• Your objective
Where does the string "assets" appear? Copy every line of the entries below that holds it.

=-=-=-=-=

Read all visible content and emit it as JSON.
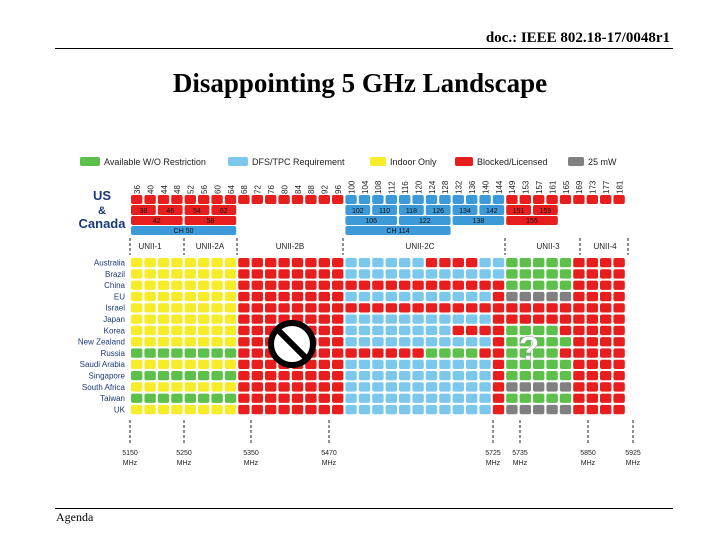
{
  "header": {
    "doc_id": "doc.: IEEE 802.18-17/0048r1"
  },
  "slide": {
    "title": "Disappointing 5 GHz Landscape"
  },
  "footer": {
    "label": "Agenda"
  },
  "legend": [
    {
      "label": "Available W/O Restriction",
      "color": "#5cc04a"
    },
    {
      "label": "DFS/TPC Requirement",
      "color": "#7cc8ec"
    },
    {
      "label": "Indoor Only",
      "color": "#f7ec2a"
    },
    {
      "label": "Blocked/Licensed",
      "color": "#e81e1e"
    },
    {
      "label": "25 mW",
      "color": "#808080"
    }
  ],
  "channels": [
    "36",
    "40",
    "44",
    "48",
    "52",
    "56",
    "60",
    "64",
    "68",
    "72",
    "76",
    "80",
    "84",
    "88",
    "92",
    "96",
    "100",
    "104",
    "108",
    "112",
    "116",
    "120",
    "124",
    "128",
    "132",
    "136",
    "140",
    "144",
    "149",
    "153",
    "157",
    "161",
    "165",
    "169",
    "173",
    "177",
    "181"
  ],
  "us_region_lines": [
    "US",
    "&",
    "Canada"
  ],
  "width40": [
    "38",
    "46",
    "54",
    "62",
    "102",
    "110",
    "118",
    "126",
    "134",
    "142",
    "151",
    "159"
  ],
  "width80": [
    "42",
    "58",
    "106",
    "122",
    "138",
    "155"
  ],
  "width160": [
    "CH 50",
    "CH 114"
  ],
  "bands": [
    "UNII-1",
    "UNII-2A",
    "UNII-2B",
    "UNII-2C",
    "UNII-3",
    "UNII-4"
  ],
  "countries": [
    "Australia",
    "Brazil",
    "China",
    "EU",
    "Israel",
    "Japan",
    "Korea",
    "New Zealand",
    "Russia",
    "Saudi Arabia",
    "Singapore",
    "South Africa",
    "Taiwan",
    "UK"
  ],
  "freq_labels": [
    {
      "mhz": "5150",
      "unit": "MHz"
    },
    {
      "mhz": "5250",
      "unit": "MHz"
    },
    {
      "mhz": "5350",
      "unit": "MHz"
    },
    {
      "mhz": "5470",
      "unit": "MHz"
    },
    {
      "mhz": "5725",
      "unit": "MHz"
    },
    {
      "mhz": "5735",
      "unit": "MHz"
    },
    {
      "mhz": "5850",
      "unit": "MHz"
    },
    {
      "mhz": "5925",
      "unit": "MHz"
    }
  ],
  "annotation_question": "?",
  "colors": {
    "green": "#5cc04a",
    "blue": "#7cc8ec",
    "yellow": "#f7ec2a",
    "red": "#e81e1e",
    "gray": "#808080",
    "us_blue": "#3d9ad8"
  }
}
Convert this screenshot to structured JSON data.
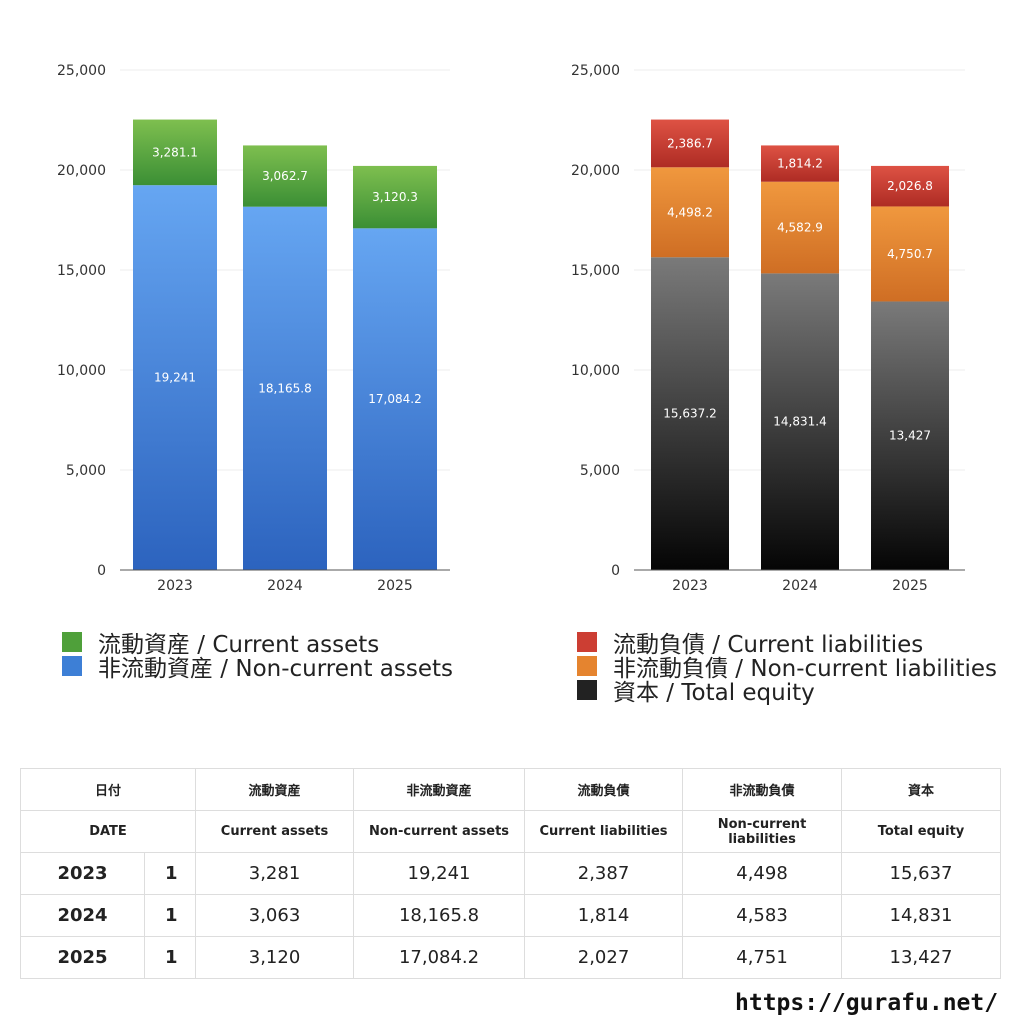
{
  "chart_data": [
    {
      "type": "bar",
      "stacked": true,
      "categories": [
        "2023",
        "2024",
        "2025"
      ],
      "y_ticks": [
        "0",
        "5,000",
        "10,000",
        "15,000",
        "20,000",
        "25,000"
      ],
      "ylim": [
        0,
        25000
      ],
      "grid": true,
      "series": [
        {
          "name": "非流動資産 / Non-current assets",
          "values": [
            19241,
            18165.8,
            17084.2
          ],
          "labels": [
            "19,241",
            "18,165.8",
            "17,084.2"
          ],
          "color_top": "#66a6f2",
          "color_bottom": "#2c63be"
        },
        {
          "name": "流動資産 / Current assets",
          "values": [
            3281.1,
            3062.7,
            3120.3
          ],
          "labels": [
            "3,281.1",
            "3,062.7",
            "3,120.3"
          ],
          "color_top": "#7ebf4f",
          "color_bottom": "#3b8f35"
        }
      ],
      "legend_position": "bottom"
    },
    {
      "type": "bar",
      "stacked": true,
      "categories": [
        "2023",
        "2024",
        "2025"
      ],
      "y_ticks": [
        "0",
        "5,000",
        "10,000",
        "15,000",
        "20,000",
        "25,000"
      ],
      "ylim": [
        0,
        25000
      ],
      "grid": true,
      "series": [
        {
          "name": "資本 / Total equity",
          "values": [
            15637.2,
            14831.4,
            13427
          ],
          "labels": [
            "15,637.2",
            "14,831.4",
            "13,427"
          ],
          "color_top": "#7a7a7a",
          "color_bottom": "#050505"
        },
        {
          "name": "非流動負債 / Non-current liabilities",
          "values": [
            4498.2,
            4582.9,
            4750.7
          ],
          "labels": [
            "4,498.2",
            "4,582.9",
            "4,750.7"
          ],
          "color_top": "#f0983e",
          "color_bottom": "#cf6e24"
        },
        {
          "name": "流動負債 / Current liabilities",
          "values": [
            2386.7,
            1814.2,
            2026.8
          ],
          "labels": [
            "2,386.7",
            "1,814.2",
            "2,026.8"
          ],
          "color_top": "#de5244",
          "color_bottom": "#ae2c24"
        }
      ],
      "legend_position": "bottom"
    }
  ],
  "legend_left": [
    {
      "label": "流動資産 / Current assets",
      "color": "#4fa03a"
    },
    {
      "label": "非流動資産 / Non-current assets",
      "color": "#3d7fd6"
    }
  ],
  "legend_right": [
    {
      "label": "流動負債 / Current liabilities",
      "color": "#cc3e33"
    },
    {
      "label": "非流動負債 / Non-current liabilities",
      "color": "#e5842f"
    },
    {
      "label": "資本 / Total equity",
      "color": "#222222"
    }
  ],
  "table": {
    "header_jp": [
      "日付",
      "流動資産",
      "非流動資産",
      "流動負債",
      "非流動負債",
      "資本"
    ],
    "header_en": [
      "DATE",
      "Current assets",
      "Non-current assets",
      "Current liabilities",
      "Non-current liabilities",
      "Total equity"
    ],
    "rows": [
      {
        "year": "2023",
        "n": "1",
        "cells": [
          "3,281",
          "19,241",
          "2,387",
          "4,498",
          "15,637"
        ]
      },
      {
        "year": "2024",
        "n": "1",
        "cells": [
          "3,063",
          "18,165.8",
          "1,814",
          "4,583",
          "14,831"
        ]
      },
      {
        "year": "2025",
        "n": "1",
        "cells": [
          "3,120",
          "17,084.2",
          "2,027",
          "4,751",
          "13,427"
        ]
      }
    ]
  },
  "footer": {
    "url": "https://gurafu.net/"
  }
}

=-=-=-=-=

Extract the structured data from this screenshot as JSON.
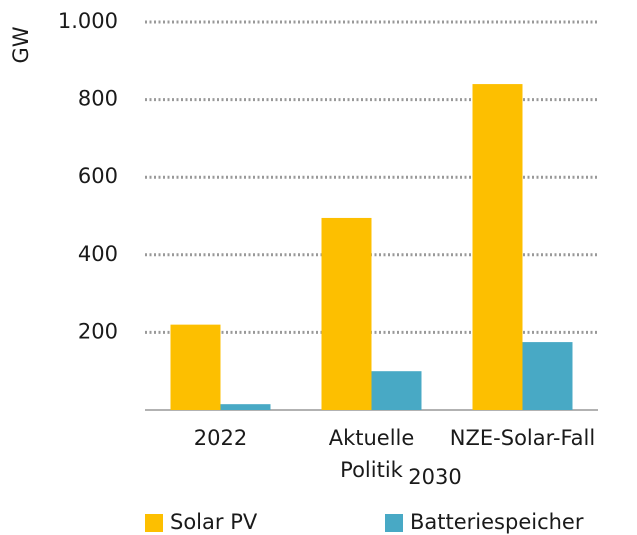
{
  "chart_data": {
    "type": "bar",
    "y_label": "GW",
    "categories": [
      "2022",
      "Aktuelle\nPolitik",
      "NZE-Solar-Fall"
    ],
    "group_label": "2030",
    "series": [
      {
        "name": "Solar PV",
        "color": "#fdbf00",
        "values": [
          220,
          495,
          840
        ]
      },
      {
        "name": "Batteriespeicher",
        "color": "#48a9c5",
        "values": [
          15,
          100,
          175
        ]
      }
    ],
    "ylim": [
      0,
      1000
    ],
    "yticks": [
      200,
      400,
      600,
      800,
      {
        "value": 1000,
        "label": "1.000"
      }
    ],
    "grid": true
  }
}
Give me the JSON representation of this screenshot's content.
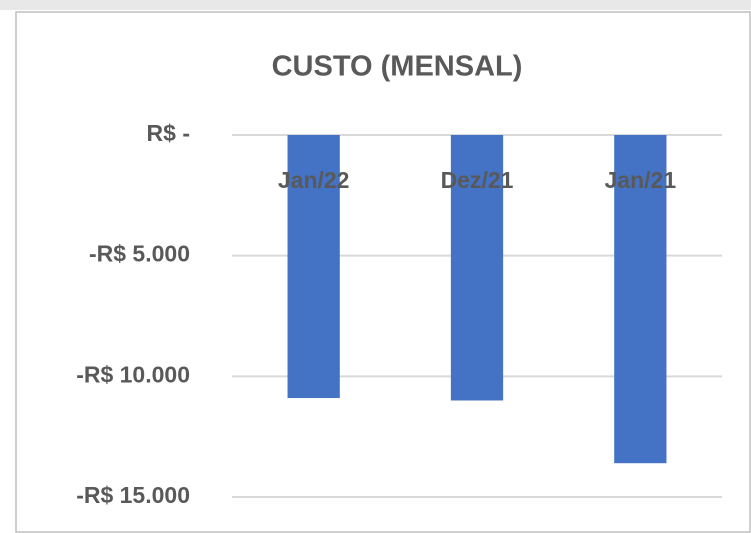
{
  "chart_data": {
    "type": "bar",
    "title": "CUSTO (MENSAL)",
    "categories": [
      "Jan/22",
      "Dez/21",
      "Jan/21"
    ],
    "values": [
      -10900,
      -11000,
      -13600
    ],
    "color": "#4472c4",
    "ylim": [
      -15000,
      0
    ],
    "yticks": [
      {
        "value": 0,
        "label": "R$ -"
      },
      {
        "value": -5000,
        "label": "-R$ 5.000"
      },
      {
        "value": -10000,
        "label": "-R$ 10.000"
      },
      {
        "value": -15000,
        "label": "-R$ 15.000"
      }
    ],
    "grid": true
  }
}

=-=-=-=-=

• Finished exercise
          "name": "非流動資産 / Non-current assets",
          "name": "流動資産 / Current assets",
      "label": "流動資産 / Current assets",
      "label": "非流動資産 / Non-current assets",
      "Current assets",
      "Non-current assets",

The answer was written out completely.